__TASK TO COMPLETE__: How many of the lines below hold the word "JSON"? Answer only with the number.
## Begin
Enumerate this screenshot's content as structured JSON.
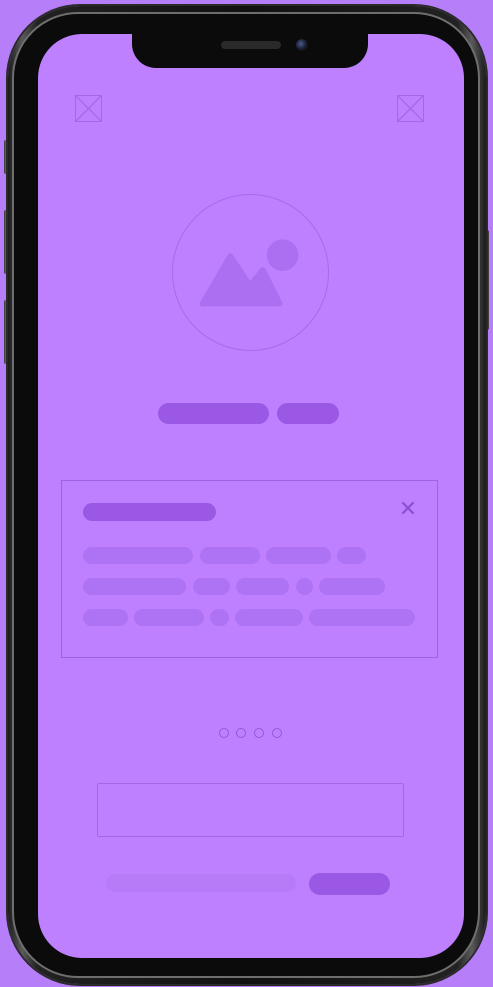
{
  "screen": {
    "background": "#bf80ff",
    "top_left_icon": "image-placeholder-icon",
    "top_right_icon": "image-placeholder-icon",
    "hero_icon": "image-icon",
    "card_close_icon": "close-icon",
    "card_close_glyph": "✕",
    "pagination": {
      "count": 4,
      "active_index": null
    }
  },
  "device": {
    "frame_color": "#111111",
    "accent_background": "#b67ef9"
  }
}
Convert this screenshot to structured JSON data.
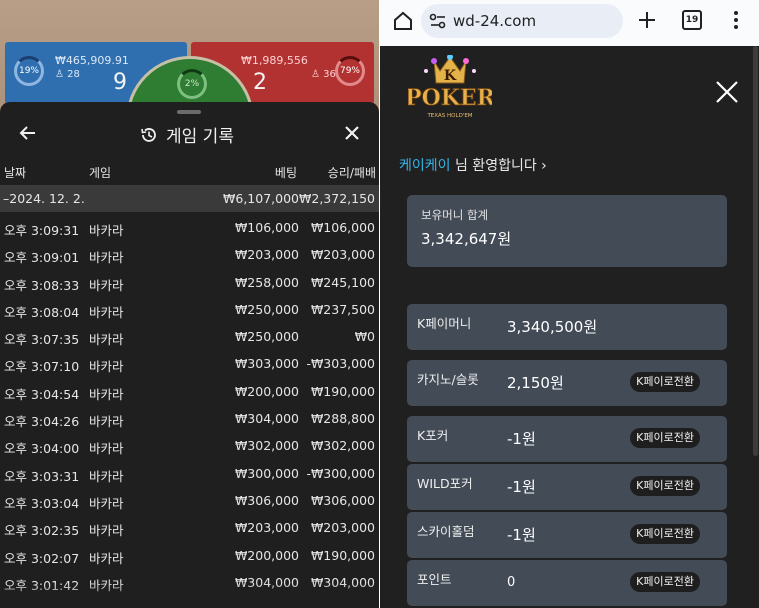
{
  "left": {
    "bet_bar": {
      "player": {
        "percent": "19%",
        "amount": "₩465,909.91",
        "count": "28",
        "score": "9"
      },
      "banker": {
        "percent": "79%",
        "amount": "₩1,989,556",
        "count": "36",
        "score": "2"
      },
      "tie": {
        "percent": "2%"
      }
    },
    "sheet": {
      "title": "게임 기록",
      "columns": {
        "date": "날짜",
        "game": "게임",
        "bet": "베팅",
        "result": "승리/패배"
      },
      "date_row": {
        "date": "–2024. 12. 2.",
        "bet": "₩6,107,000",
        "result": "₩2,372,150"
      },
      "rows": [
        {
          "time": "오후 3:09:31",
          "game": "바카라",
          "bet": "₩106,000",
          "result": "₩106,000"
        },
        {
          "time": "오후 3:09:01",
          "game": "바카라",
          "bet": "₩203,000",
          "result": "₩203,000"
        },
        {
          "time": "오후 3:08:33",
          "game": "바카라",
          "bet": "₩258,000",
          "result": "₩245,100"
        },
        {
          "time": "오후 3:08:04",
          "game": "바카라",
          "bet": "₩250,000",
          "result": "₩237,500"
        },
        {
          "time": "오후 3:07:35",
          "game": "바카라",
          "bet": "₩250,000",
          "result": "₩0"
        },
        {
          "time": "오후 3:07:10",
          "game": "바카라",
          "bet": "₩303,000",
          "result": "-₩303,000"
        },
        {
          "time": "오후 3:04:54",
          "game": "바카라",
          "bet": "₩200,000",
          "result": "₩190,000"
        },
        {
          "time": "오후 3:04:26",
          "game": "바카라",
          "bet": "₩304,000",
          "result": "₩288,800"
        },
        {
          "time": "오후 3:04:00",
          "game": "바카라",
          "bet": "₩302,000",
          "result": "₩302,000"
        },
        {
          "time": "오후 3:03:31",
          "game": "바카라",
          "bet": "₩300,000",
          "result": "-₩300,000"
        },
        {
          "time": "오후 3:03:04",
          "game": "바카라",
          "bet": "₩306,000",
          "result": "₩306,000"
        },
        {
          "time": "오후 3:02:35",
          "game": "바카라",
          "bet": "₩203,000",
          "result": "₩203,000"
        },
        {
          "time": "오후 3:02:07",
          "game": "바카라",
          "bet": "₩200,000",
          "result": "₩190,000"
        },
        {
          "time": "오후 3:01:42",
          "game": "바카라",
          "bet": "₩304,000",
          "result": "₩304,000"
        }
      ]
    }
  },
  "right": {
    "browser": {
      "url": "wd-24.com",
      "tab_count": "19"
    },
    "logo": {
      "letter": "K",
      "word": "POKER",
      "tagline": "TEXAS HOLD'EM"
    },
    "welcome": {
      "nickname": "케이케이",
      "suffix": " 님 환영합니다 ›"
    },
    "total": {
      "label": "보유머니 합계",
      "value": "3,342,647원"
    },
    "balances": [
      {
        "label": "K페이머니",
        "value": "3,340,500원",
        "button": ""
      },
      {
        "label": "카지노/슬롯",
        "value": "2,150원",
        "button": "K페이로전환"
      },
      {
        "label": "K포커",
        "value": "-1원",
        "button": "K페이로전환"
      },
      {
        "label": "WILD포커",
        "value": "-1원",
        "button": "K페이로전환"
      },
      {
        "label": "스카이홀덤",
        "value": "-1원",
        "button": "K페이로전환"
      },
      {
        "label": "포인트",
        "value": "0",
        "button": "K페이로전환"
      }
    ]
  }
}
## End
__EXERCISE SOLUTION__: 2